→ **PROBLEM DETAILS**: Copy each line below that includes "name".

→ **INPUT ROWS**:

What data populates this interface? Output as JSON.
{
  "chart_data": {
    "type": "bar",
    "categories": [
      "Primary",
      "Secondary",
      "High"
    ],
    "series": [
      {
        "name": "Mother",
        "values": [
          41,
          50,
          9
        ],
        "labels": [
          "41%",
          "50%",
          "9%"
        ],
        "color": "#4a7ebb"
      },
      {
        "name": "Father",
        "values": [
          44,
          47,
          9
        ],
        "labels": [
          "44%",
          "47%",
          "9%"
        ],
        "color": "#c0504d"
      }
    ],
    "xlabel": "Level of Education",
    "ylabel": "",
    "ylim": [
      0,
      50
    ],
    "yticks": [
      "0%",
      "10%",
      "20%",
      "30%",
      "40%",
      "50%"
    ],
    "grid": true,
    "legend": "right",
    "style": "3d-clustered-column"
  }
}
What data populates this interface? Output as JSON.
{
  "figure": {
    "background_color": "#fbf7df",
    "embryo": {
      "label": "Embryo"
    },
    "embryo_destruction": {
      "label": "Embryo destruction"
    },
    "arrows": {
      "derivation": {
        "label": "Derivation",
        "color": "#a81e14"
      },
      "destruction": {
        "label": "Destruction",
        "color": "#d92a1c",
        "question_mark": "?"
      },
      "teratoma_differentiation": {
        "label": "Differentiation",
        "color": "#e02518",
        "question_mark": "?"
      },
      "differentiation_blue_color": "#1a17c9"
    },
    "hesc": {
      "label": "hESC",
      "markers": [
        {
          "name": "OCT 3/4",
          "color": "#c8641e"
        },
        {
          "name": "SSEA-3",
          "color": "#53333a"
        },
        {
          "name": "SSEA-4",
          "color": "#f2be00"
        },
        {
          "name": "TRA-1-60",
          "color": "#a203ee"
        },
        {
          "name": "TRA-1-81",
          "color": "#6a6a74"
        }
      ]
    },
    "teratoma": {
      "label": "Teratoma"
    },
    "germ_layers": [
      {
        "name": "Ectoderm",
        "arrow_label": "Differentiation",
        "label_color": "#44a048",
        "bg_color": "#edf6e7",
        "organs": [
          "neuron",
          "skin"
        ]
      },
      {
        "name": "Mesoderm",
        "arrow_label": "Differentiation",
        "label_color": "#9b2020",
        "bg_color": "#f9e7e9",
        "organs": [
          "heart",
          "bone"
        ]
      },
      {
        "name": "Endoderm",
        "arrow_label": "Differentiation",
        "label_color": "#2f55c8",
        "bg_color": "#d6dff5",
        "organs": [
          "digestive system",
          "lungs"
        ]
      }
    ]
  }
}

---

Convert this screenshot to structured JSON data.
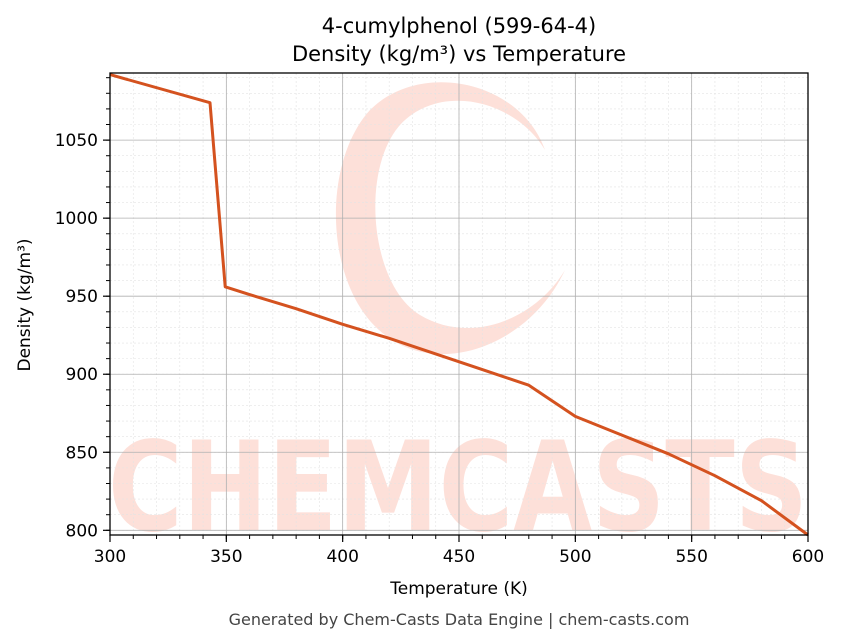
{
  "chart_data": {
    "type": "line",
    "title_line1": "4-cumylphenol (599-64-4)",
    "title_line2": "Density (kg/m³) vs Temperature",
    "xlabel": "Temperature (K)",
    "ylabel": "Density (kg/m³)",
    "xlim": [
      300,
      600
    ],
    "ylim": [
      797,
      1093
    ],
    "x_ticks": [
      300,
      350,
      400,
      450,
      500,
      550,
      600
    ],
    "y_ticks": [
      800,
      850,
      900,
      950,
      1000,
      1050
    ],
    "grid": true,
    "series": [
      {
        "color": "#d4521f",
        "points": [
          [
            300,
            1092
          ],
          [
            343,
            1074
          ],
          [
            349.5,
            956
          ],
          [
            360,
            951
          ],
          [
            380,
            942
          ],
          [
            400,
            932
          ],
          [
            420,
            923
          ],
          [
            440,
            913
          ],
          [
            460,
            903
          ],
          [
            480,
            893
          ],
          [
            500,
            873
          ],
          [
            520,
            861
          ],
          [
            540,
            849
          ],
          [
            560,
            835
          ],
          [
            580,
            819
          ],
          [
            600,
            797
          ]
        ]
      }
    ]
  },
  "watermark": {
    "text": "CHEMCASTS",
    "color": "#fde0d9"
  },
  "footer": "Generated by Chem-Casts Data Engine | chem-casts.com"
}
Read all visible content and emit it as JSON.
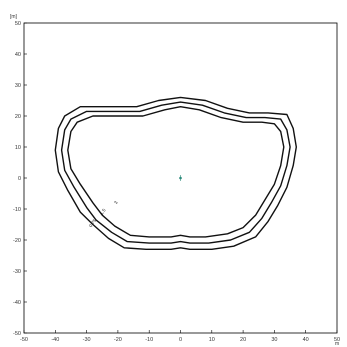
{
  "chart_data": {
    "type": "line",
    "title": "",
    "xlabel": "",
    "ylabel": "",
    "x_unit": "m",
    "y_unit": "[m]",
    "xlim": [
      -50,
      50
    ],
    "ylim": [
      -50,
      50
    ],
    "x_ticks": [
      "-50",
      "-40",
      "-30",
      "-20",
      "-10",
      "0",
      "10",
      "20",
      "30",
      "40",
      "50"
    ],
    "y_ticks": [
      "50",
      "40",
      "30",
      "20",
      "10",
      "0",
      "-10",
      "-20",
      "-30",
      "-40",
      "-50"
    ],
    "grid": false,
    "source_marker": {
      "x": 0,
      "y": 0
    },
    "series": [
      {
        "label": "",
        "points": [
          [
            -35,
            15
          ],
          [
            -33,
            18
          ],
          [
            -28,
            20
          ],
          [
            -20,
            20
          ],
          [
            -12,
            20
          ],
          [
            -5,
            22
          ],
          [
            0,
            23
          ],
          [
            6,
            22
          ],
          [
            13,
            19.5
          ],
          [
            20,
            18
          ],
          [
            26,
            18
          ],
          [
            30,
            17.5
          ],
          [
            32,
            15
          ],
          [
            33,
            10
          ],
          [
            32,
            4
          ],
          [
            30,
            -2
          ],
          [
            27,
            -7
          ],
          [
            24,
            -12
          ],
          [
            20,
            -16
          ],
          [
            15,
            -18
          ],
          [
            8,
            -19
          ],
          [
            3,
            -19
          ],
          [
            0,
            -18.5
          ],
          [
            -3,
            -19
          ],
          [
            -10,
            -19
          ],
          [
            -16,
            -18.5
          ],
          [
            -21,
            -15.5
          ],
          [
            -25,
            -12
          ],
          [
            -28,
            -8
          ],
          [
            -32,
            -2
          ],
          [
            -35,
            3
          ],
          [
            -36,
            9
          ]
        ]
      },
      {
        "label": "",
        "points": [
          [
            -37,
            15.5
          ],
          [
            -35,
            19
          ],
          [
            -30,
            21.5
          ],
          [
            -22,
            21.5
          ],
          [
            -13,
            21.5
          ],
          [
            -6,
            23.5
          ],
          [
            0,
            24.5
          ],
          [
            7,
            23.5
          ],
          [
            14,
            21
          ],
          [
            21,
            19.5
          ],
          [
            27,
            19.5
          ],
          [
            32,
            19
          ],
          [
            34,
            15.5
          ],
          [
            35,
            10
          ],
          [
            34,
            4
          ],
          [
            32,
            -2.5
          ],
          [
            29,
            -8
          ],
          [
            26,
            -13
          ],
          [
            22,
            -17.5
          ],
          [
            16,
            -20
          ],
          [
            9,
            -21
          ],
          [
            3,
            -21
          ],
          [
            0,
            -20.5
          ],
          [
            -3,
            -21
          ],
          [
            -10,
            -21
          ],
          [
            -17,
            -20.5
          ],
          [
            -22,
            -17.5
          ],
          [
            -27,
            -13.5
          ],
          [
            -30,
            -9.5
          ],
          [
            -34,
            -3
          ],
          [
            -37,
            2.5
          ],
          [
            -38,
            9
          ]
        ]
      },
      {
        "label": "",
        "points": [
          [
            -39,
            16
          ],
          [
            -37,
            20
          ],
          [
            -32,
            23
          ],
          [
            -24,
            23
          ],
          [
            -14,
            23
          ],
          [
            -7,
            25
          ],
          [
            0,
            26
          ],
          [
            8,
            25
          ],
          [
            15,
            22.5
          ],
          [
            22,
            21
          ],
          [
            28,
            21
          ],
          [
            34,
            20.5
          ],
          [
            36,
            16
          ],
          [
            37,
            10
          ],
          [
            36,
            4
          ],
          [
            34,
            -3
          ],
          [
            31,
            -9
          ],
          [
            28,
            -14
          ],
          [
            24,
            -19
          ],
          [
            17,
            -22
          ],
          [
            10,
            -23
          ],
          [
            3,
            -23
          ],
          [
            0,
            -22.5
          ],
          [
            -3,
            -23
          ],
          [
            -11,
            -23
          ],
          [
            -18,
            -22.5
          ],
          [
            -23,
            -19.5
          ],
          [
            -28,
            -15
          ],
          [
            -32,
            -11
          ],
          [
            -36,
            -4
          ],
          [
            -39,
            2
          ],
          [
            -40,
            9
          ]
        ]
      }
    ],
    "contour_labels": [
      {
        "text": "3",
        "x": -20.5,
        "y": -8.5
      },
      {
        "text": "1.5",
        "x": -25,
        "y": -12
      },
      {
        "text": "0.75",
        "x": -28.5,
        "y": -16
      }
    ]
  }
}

→ **EXPECTED ANSWER**:
        "name": "Mother",
        "name": "Father",
          "name": "OCT 3/4",
          "name": "SSEA-3",
          "name": "SSEA-4",
          "name": "TRA-1-60",
          "name": "TRA-1-81",
        "name": "Ectoderm",
        "name": "Mesoderm",
        "name": "Endoderm",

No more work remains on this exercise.